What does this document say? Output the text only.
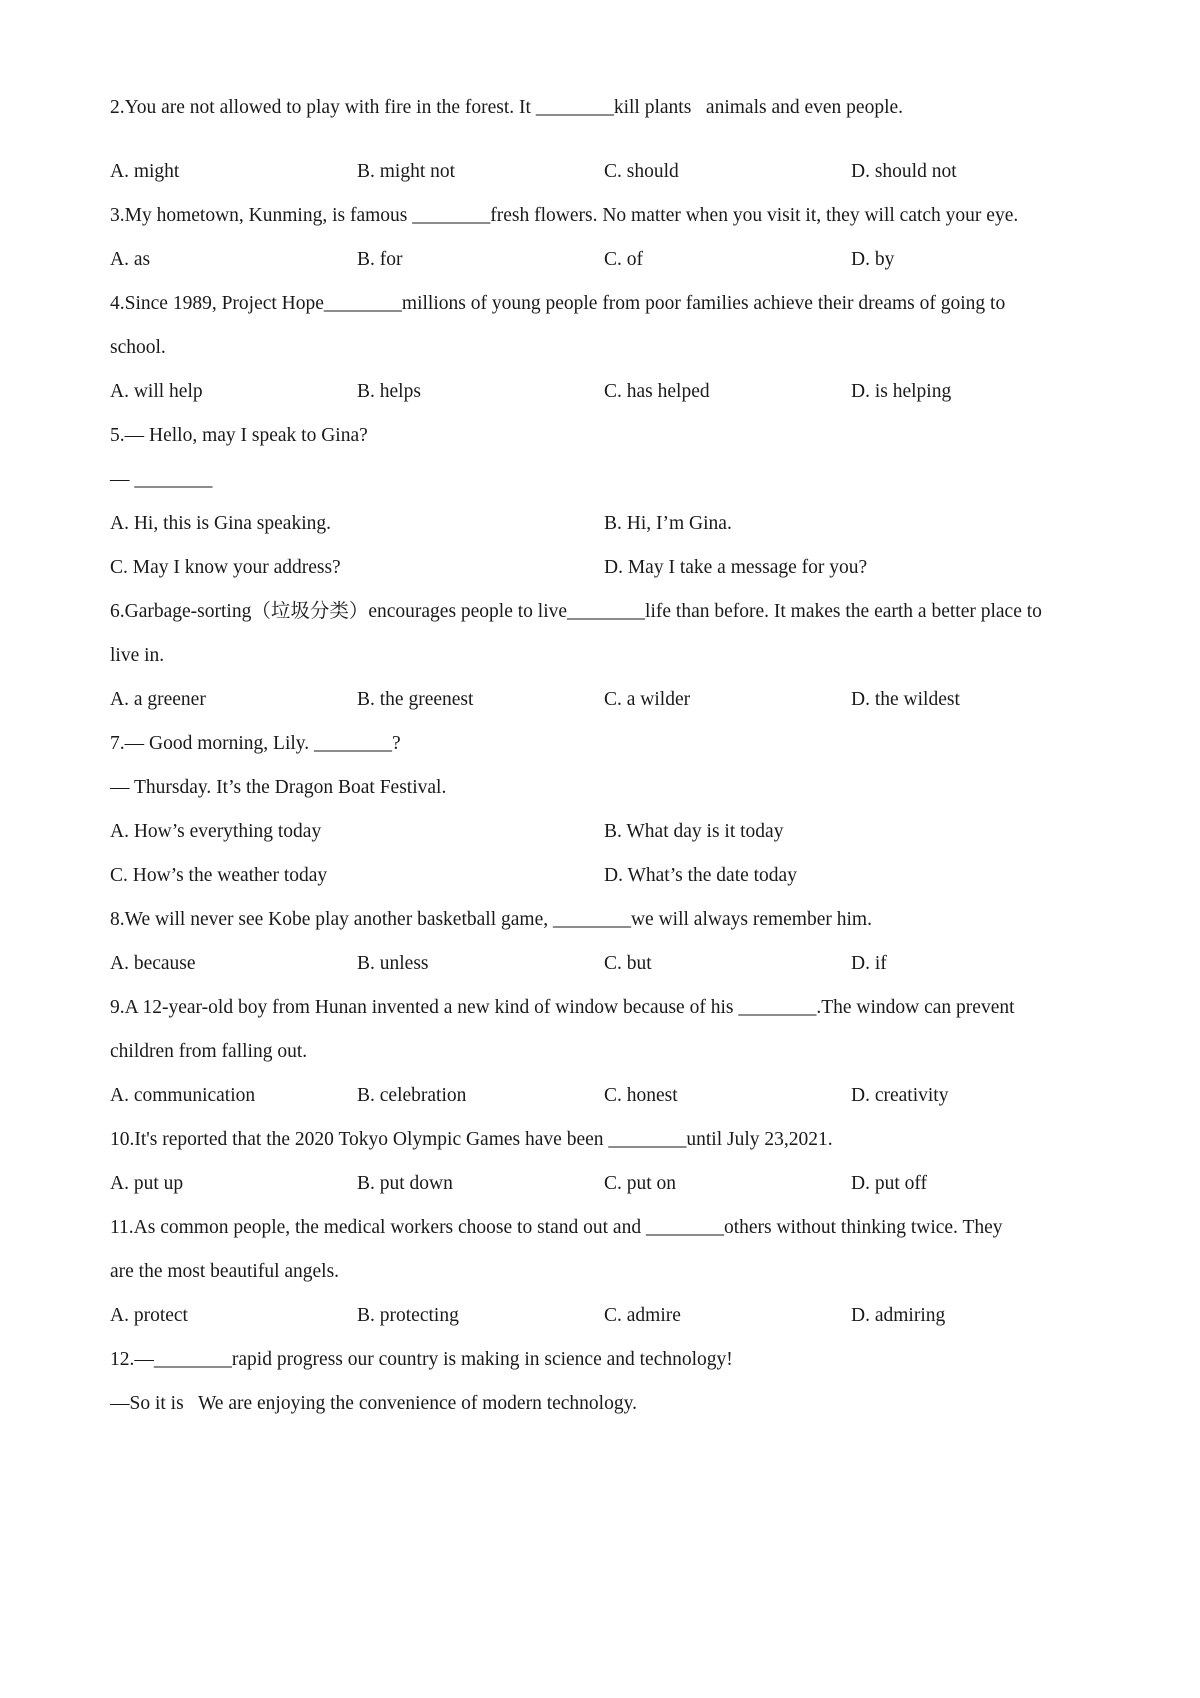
2.You are not allowed to play with fire in the forest. It ________kill plants   animals and even people.
A. might	B. might not	C. should	D. should not
3.My hometown, Kunming, is famous ________fresh flowers. No matter when you visit it, they will catch your eye.
A. as	B. for	C. of	D. by
4.Since 1989, Project Hope________millions of young people from poor families achieve their dreams of going to
school.
A. will help	B. helps	C. has helped	D. is helping
5.— Hello, may I speak to Gina?
— ________
A. Hi, this is Gina speaking.	B. Hi, I’m Gina.
C. May I know your address?	D. May I take a message for you?
6.Garbage-sorting（垃圾分类）encourages people to live________life than before. It makes the earth a better place to
live in.
A. a greener	B. the greenest	C. a wilder	D. the wildest
7.— Good morning, Lily. ________?
— Thursday. It’s the Dragon Boat Festival.
A. How’s everything today	B. What day is it today
C. How’s the weather today	D. What’s the date today
8.We will never see Kobe play another basketball game, ________we will always remember him.
A. because	B. unless	C. but	D. if
9.A 12-year-old boy from Hunan invented a new kind of window because of his ________.The window can prevent
children from falling out.
A. communication	B. celebration	C. honest	D. creativity
10.It's reported that the 2020 Tokyo Olympic Games have been ________until July 23,2021.
A. put up	B. put down	C. put on	D. put off
11.As common people, the medical workers choose to stand out and ________others without thinking twice. They
are the most beautiful angels.
A. protect	B. protecting	C. admire	D. admiring
12.—________rapid progress our country is making in science and technology!
—So it is   We are enjoying the convenience of modern technology.
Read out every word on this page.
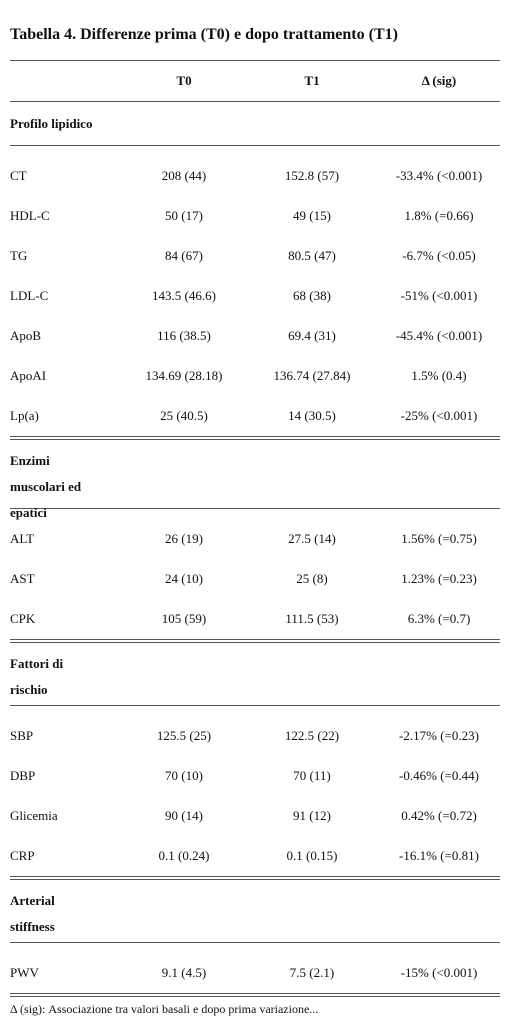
Tabella 4. Differenze prima (T0) e dopo trattamento (T1)
T0	T1	Δ (sig)
Profilo lipidico
CT	208 (44)	152.8 (57)	-33.4% (<0.001)
HDL-C	50 (17)	49 (15)	1.8% (=0.66)
TG	84 (67)	80.5 (47)	-6.7% (<0.05)
LDL-C	143.5 (46.6)	68 (38)	-51% (<0.001)
ApoB	116 (38.5)	69.4 (31)	-45.4% (<0.001)
ApoAI	134.69 (28.18)	136.74 (27.84)	1.5% (0.4)
Lp(a)	25 (40.5)	14 (30.5)	-25% (<0.001)
Enzimi
muscolari ed
epatici
ALT	26 (19)	27.5 (14)	1.56% (=0.75)
AST	24 (10)	25 (8)	1.23% (=0.23)
CPK	105 (59)	111.5 (53)	6.3% (=0.7)
Fattori di
rischio
SBP	125.5 (25)	122.5 (22)	-2.17% (=0.23)
DBP	70 (10)	70 (11)	-0.46% (=0.44)
Glicemia	90 (14)	91 (12)	0.42% (=0.72)
CRP	0.1 (0.24)	0.1 (0.15)	-16.1% (=0.81)
Arterial
stiffness
PWV	9.1 (4.5)	7.5 (2.1)	-15% (<0.001)
Δ (sig): Associazione tra valori basali e dopo prima variazione...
* * * * *
PROBLEM STATEMENT:
In the records above, collect each line with "prima".

RESPONSE BELOW:
Tabella 4. Differenze prima (T0) e dopo trattamento (T1)
Δ (sig): Associazione tra valori basali e dopo prima variazione...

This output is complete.